### Written request
Copy out each line of the data below that contains the word "Rainfall". Matching is case-sensitive.

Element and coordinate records

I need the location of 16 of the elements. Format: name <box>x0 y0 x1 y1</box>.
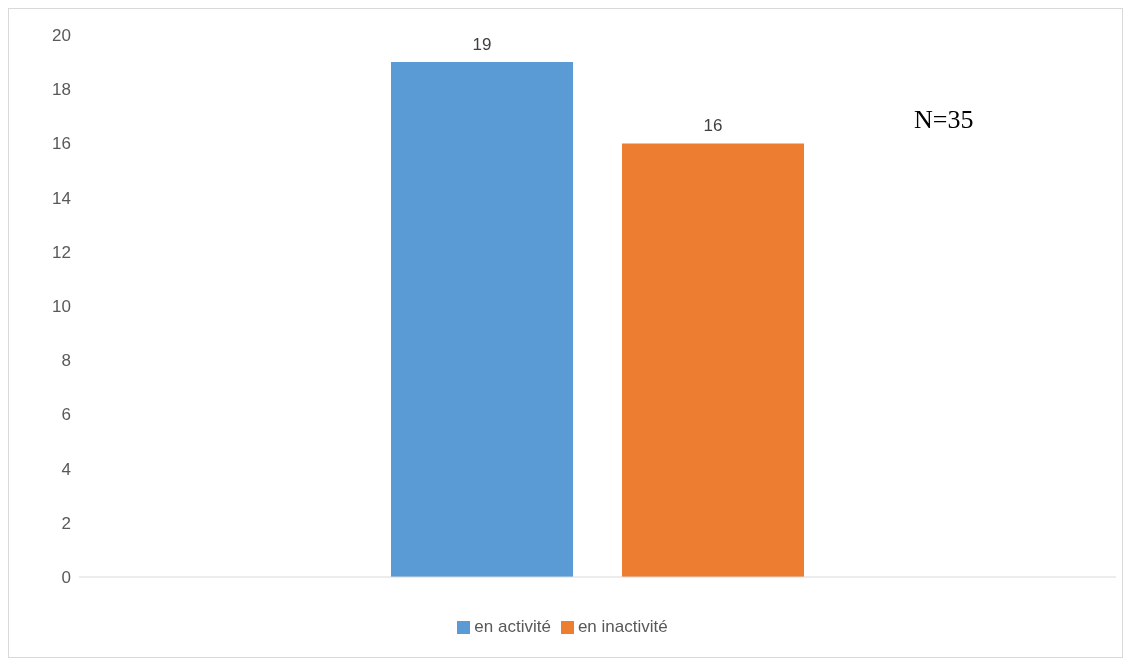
y-tick-label: 8 <box>61 351 71 371</box>
y-tick-label: 18 <box>52 80 71 100</box>
y-tick-label: 12 <box>52 242 71 262</box>
y-tick-label: 0 <box>61 568 71 588</box>
y-tick-label: 6 <box>61 405 71 425</box>
y-tick-label: 14 <box>52 188 71 208</box>
legend-label: en activité <box>474 617 551 636</box>
y-tick-label: 4 <box>61 459 71 479</box>
y-tick-label: 2 <box>61 513 71 533</box>
annotation: N=35 <box>914 105 974 135</box>
data-label: 16 <box>703 116 723 136</box>
data-label: 19 <box>472 35 492 55</box>
y-tick-label: 10 <box>52 297 71 317</box>
y-tick-label: 20 <box>52 26 71 46</box>
legend-label: en inactivité <box>577 617 668 636</box>
y-tick-label: 16 <box>52 134 71 154</box>
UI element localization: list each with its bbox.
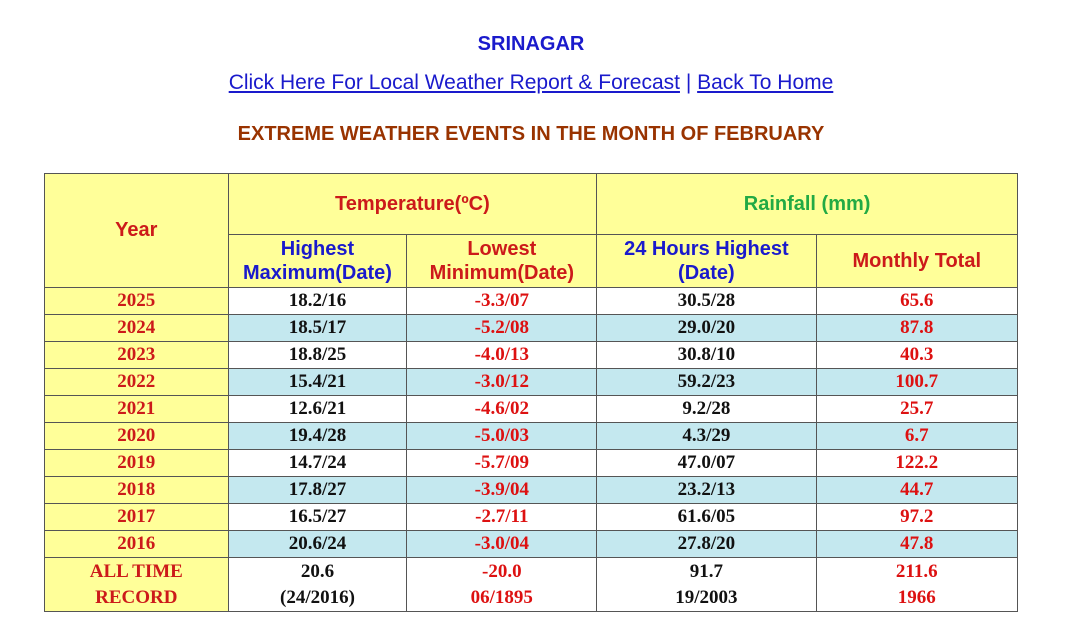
table-row: 2020 19.4/28 -5.0/03 4.3/29 6.7 xyxy=(44,422,1019,450)
max-cell: 14.7/24 xyxy=(227,449,408,477)
table-row: 2022 15.4/21 -3.0/12 59.2/23 100.7 xyxy=(44,368,1019,396)
station-title: SRINAGAR xyxy=(477,33,585,55)
record-h24-value: 91.7 xyxy=(689,560,723,582)
year-cell: 2018 xyxy=(44,476,229,504)
total-cell: 47.8 xyxy=(815,530,1019,558)
header-highest-maximum: Highest Maximum(Date) xyxy=(227,234,408,288)
max-cell: 18.2/16 xyxy=(227,287,408,315)
min-cell: -2.7/11 xyxy=(406,503,598,531)
header-lowest-minimum: Lowest Minimum(Date) xyxy=(406,234,598,288)
local-weather-link[interactable]: Click Here For Local Weather Report & Fo… xyxy=(228,71,680,94)
back-home-link[interactable]: Back To Home xyxy=(697,71,834,94)
total-cell: 40.3 xyxy=(815,341,1019,369)
record-label-line1: ALL TIME xyxy=(89,560,183,582)
record-total-year: 1966 xyxy=(897,586,936,608)
year-cell: 2023 xyxy=(44,341,229,369)
min-cell: -3.3/07 xyxy=(406,287,598,315)
h24-cell: 59.2/23 xyxy=(596,368,817,396)
max-cell: 20.6/24 xyxy=(227,530,408,558)
record-max-cell: 20.6 (24/2016) xyxy=(227,557,408,612)
record-h24-cell: 91.7 19/2003 xyxy=(596,557,817,612)
max-cell: 18.5/17 xyxy=(227,314,408,342)
table-row: 2023 18.8/25 -4.0/13 30.8/10 40.3 xyxy=(44,341,1019,369)
header-24h-line2: (Date) xyxy=(678,262,735,284)
record-max-value: 20.6 xyxy=(300,560,335,582)
record-h24-date: 19/2003 xyxy=(675,586,738,608)
h24-cell: 47.0/07 xyxy=(596,449,817,477)
min-cell: -4.6/02 xyxy=(406,395,598,423)
min-cell: -3.0/12 xyxy=(406,368,598,396)
record-min-value: -20.0 xyxy=(482,560,522,582)
record-min-cell: -20.0 06/1895 xyxy=(406,557,598,612)
h24-cell: 23.2/13 xyxy=(596,476,817,504)
page-subtitle: EXTREME WEATHER EVENTS IN THE MONTH OF F… xyxy=(237,123,825,145)
total-cell: 87.8 xyxy=(815,314,1019,342)
header-highest-line1: Highest xyxy=(280,238,355,260)
h24-cell: 61.6/05 xyxy=(596,503,817,531)
year-cell: 2016 xyxy=(44,530,229,558)
min-cell: -3.9/04 xyxy=(406,476,598,504)
all-time-record-row: ALL TIME RECORD 20.6 (24/2016) -20.0 06/… xyxy=(44,557,1019,612)
header-24h-line1: 24 Hours Highest xyxy=(624,238,789,260)
record-label: ALL TIME RECORD xyxy=(44,557,229,612)
year-cell: 2021 xyxy=(44,395,229,423)
year-cell: 2020 xyxy=(44,422,229,450)
total-cell: 97.2 xyxy=(815,503,1019,531)
header-year: Year xyxy=(44,173,229,288)
total-cell: 122.2 xyxy=(815,449,1019,477)
header-monthly-total: Monthly Total xyxy=(815,234,1019,288)
min-cell: -5.0/03 xyxy=(406,422,598,450)
total-cell: 25.7 xyxy=(815,395,1019,423)
header-highest-line2: Maximum(Date) xyxy=(243,262,392,284)
h24-cell: 9.2/28 xyxy=(596,395,817,423)
nav-links: Click Here For Local Weather Report & Fo… xyxy=(0,71,1062,95)
link-separator: | xyxy=(685,71,692,94)
max-cell: 12.6/21 xyxy=(227,395,408,423)
table-row: 2025 18.2/16 -3.3/07 30.5/28 65.6 xyxy=(44,287,1019,315)
max-cell: 17.8/27 xyxy=(227,476,408,504)
header-lowest-line2: Minimum(Date) xyxy=(429,262,575,284)
record-total-value: 211.6 xyxy=(895,560,938,582)
header-lowest-line1: Lowest xyxy=(467,238,537,260)
table-row: 2017 16.5/27 -2.7/11 61.6/05 97.2 xyxy=(44,503,1019,531)
table-row: 2019 14.7/24 -5.7/09 47.0/07 122.2 xyxy=(44,449,1019,477)
year-cell: 2024 xyxy=(44,314,229,342)
year-cell: 2017 xyxy=(44,503,229,531)
max-cell: 15.4/21 xyxy=(227,368,408,396)
header-24h-highest: 24 Hours Highest (Date) xyxy=(596,234,817,288)
table-row: 2016 20.6/24 -3.0/04 27.8/20 47.8 xyxy=(44,530,1019,558)
record-min-date: 06/1895 xyxy=(470,586,533,608)
min-cell: -5.2/08 xyxy=(406,314,598,342)
h24-cell: 4.3/29 xyxy=(596,422,817,450)
h24-cell: 27.8/20 xyxy=(596,530,817,558)
h24-cell: 30.8/10 xyxy=(596,341,817,369)
year-cell: 2019 xyxy=(44,449,229,477)
year-cell: 2025 xyxy=(44,287,229,315)
record-label-line2: RECORD xyxy=(95,586,178,608)
max-cell: 19.4/28 xyxy=(227,422,408,450)
record-total-cell: 211.6 1966 xyxy=(815,557,1019,612)
year-cell: 2022 xyxy=(44,368,229,396)
extreme-weather-table: Year Temperature(ºC) Rainfall (mm) Highe… xyxy=(44,173,1019,612)
table-row: 2018 17.8/27 -3.9/04 23.2/13 44.7 xyxy=(44,476,1019,504)
table-row: 2024 18.5/17 -5.2/08 29.0/20 87.8 xyxy=(44,314,1019,342)
record-max-date: (24/2016) xyxy=(280,586,355,608)
h24-cell: 30.5/28 xyxy=(596,287,817,315)
max-cell: 18.8/25 xyxy=(227,341,408,369)
total-cell: 65.6 xyxy=(815,287,1019,315)
header-rainfall: Rainfall (mm) xyxy=(596,173,1018,235)
total-cell: 100.7 xyxy=(815,368,1019,396)
total-cell: 44.7 xyxy=(815,476,1019,504)
max-cell: 16.5/27 xyxy=(227,503,408,531)
min-cell: -4.0/13 xyxy=(406,341,598,369)
h24-cell: 29.0/20 xyxy=(596,314,817,342)
table-row: 2021 12.6/21 -4.6/02 9.2/28 25.7 xyxy=(44,395,1019,423)
header-temperature: Temperature(ºC) xyxy=(227,173,598,235)
min-cell: -5.7/09 xyxy=(406,449,598,477)
min-cell: -3.0/04 xyxy=(406,530,598,558)
total-cell: 6.7 xyxy=(815,422,1019,450)
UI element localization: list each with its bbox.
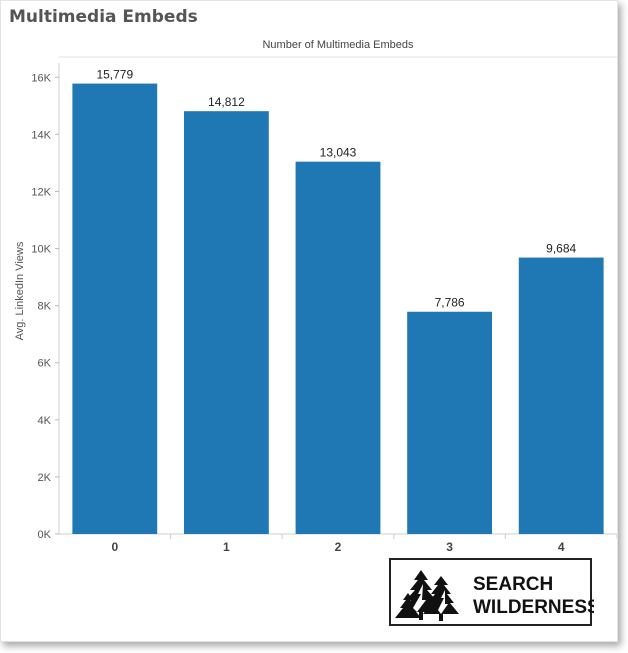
bar-4 — [518, 257, 604, 534]
data-label-0: 15,779 — [96, 68, 133, 82]
logo-line-2: WILDERNESS — [473, 597, 594, 618]
data-label-2: 13,043 — [320, 146, 357, 160]
bars — [72, 83, 604, 535]
x-tick-label: 1 — [223, 540, 230, 554]
y-axis: 0K 2K 4K 6K 8K 10K 12K 14K 16K — [31, 72, 59, 541]
search-wilderness-logo: SEARCH WILDERNESS — [389, 558, 594, 626]
y-tick-label: 12K — [31, 186, 51, 198]
bar-0 — [72, 83, 158, 535]
page-title: Multimedia Embeds — [9, 7, 198, 27]
y-tick-label: 0K — [38, 529, 52, 541]
y-tick-label: 10K — [31, 244, 51, 256]
bar-1 — [183, 111, 269, 535]
chart-frame: Multimedia Embeds Number of Multimedia E… — [0, 0, 618, 642]
data-label-3: 7,786 — [435, 296, 465, 310]
y-tick-label: 16K — [31, 72, 51, 84]
logo-line-1: SEARCH — [473, 574, 553, 595]
chart-title: Number of Multimedia Embeds — [262, 39, 414, 51]
data-label-4: 9,684 — [546, 242, 576, 256]
y-tick-label: 2K — [38, 472, 52, 484]
y-tick-label: 14K — [31, 129, 51, 141]
y-axis-label: Avg. LinkedIn Views — [14, 241, 26, 340]
x-tick-label: 2 — [335, 540, 342, 554]
bar-3 — [407, 311, 493, 534]
x-axis: 0 1 2 3 4 — [111, 534, 617, 554]
data-labels: 15,779 14,812 13,043 7,786 9,684 — [96, 68, 576, 310]
y-tick-label: 6K — [38, 358, 52, 370]
y-tick-label: 8K — [38, 301, 52, 313]
data-label-1: 14,812 — [208, 95, 245, 109]
y-tick-label: 4K — [38, 415, 52, 427]
x-tick-label: 0 — [111, 540, 118, 554]
x-tick-label: 4 — [558, 540, 565, 554]
bar-chart: Number of Multimedia Embeds Avg. LinkedI… — [14, 39, 617, 554]
bar-2 — [295, 161, 381, 534]
x-tick-label: 3 — [446, 540, 453, 554]
pine-trees-icon: SEARCH WILDERNESS — [395, 570, 594, 621]
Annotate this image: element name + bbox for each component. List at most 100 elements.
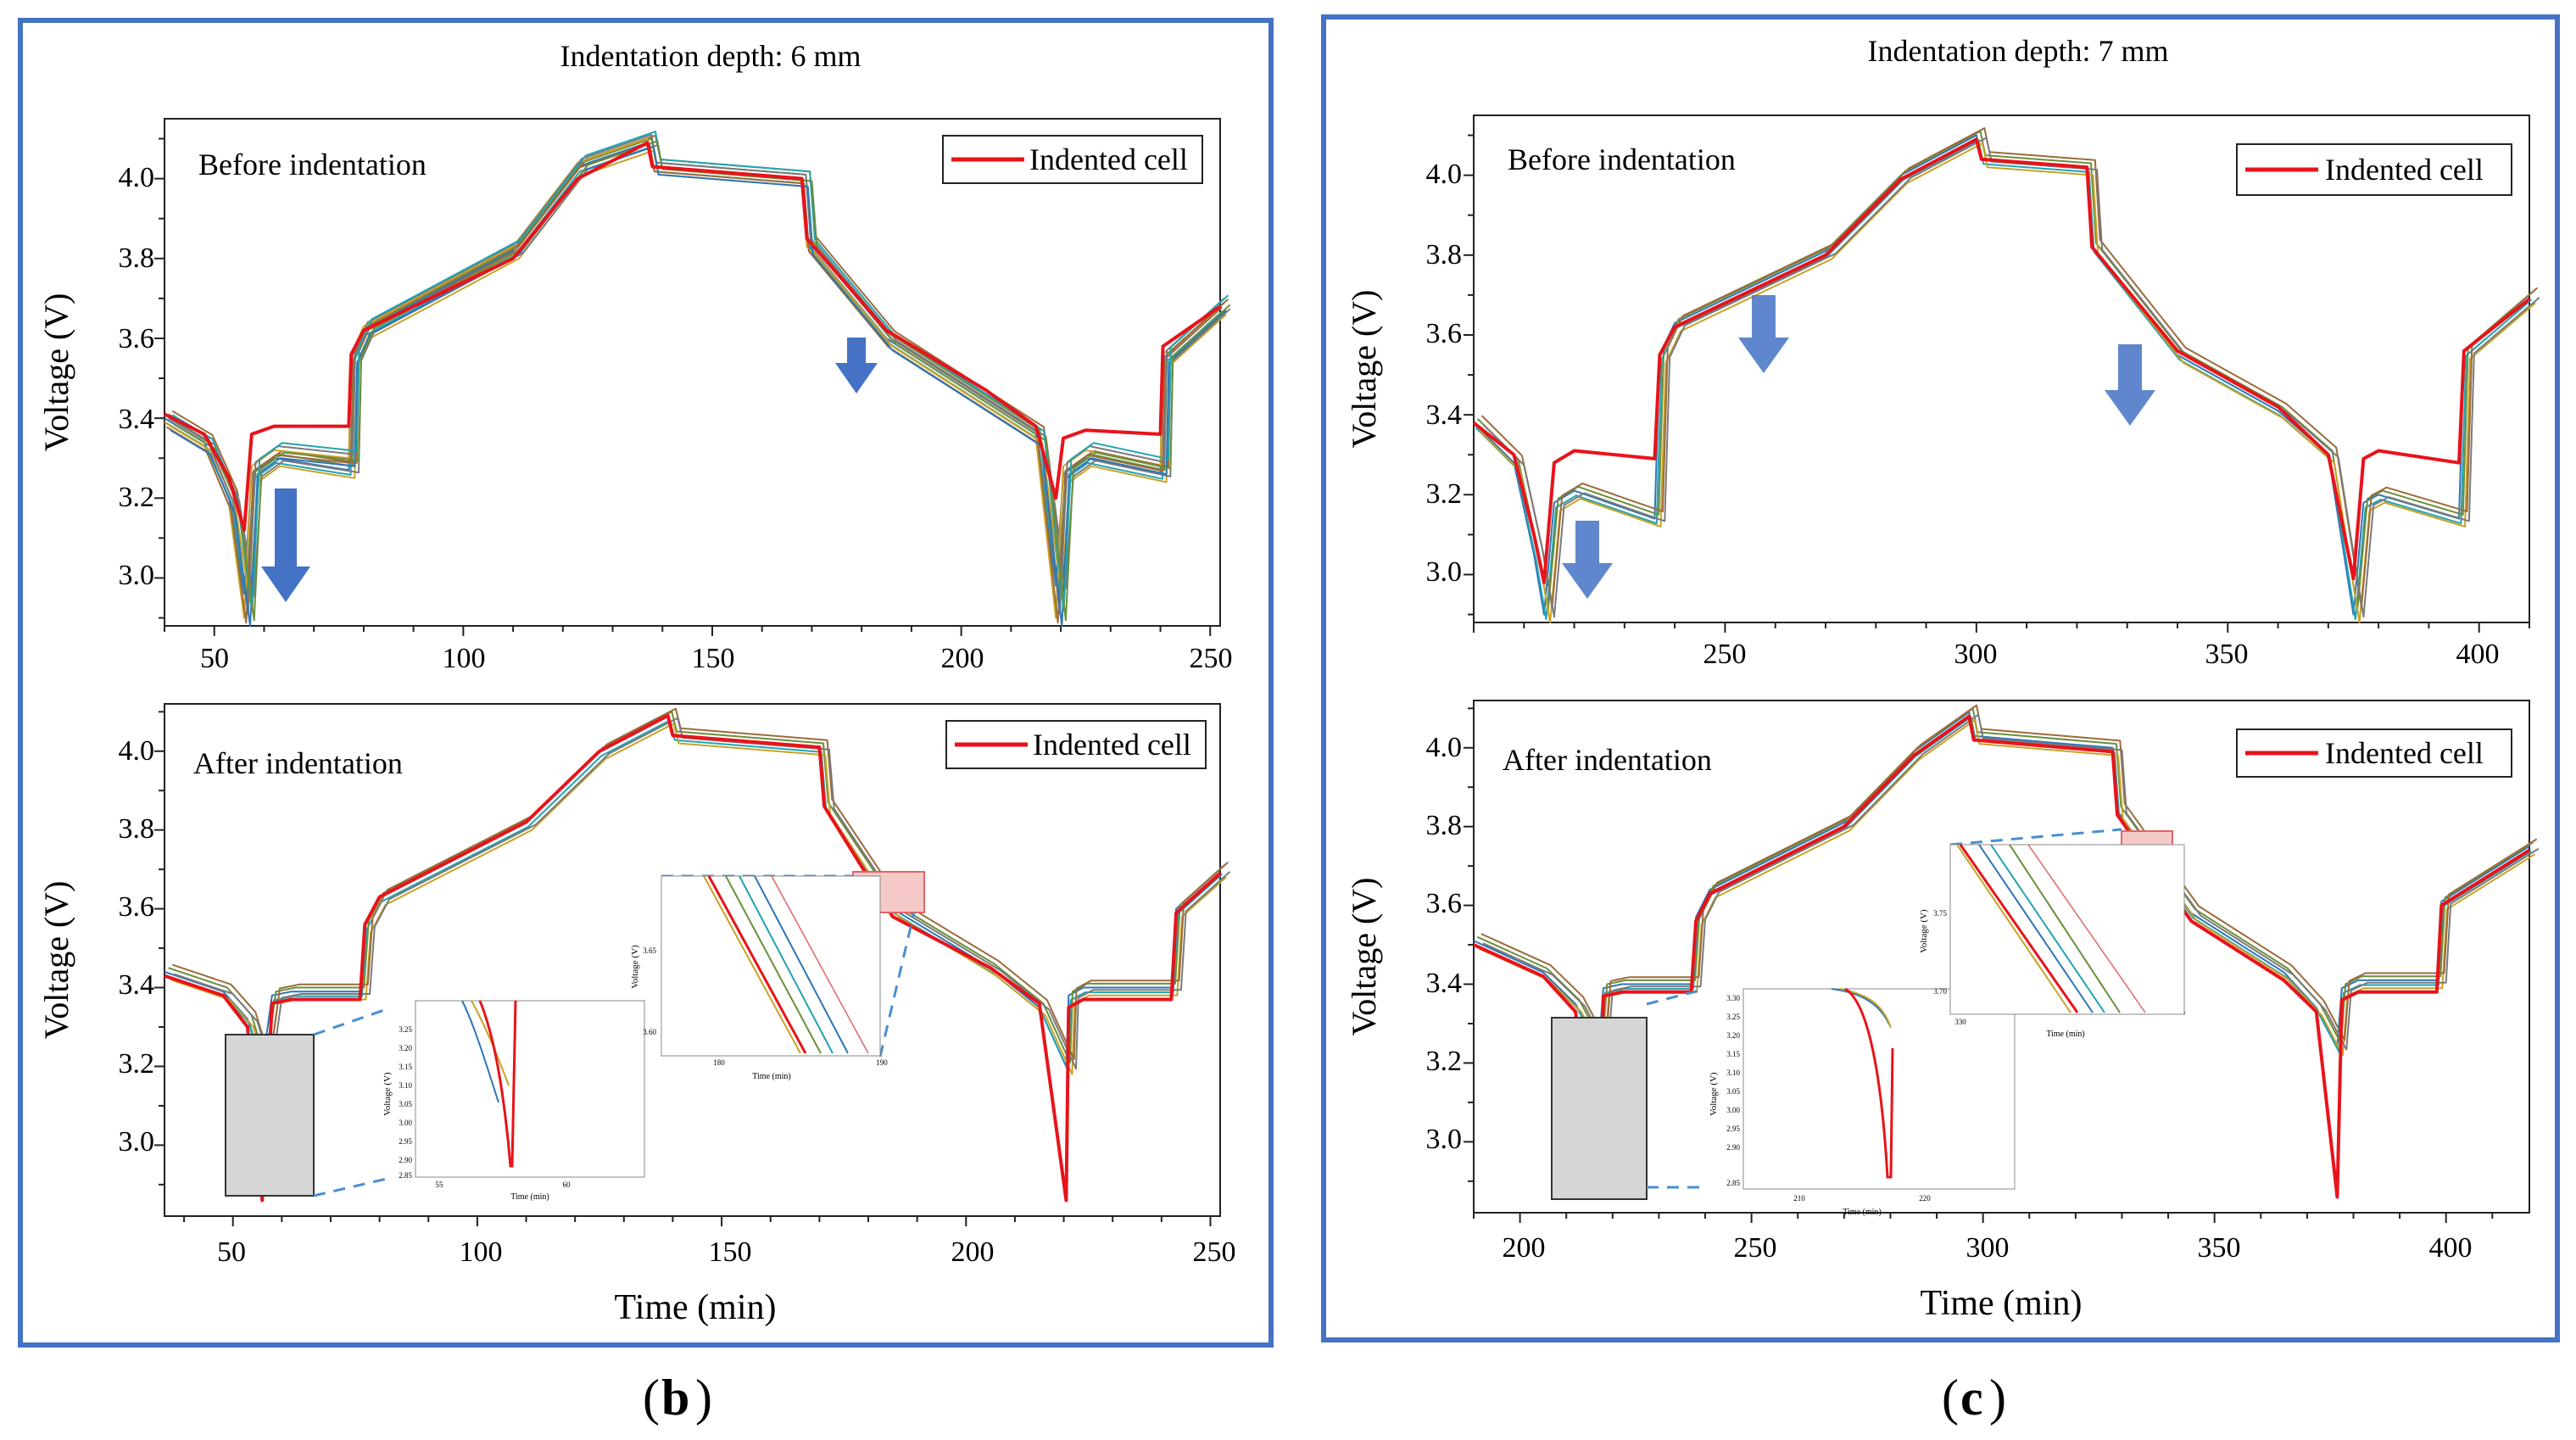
inset-x-tick: 210 [1793,1194,1805,1203]
panel-label-paren-close: ) [695,1370,712,1426]
inset-series-line [471,1000,510,1086]
zoom-connector [313,1177,388,1197]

### Written response
extreme-weather-table: Year Temperature(ºC) Rainfall (mm) Highe… xyxy=(44,173,1019,612)
header-rainfall: Rainfall (mm) xyxy=(596,173,1018,235)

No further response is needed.